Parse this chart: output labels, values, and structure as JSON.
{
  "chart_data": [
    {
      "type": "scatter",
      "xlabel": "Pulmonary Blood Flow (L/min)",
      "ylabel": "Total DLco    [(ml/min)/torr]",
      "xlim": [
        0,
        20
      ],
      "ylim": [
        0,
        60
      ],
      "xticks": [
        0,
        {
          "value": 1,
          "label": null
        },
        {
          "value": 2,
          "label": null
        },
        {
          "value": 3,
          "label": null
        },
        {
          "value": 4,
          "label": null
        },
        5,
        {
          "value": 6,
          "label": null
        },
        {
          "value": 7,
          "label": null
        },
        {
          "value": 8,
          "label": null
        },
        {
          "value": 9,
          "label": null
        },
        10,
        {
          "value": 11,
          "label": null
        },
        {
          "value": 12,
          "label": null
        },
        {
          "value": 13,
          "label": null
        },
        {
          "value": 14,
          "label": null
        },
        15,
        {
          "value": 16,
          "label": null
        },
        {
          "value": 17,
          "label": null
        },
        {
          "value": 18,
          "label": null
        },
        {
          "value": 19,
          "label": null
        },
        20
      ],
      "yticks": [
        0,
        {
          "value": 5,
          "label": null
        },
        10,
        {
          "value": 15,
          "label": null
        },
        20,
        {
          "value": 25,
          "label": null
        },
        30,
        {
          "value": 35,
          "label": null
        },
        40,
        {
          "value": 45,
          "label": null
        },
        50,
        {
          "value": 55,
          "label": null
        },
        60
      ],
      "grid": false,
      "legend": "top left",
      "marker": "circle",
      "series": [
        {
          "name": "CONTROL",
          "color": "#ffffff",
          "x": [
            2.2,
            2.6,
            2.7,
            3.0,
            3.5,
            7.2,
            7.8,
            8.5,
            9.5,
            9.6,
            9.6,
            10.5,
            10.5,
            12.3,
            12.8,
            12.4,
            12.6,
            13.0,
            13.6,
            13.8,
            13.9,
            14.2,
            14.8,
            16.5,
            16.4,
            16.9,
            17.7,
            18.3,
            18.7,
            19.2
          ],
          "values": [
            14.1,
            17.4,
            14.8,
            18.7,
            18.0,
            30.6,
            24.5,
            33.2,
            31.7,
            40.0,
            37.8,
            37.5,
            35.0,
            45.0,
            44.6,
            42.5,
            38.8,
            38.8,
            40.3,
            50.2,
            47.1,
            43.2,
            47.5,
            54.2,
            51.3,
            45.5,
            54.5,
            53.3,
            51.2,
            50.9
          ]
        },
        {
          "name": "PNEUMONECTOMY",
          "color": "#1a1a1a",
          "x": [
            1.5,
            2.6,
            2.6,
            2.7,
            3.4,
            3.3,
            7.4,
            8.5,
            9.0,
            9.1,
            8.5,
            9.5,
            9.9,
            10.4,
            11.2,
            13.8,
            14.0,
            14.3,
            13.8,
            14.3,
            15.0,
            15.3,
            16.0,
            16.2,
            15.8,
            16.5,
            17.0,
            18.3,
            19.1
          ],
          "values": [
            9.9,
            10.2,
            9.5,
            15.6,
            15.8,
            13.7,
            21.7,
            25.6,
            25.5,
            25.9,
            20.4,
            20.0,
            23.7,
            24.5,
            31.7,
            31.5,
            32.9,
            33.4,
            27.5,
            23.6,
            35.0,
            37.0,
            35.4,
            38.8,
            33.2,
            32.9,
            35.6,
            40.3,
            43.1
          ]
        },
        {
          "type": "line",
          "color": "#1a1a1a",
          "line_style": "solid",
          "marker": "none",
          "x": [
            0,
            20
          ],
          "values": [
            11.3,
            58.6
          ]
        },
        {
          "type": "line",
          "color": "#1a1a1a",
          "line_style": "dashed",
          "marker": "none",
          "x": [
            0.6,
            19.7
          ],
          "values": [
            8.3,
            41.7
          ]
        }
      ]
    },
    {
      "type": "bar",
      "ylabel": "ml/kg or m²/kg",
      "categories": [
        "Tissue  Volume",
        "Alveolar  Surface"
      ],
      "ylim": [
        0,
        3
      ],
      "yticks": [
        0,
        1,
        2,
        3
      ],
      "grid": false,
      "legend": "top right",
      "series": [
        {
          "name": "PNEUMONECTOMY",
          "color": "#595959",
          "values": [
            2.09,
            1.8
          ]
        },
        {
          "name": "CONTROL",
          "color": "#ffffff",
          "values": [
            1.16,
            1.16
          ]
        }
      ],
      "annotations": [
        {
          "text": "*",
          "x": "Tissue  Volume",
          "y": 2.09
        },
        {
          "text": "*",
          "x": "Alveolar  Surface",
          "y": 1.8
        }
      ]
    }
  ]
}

[WHAT IS NEEDED] How many lines of the records contain the string "type"? Respond with the number alone.

[FINISHED ANSWER] 4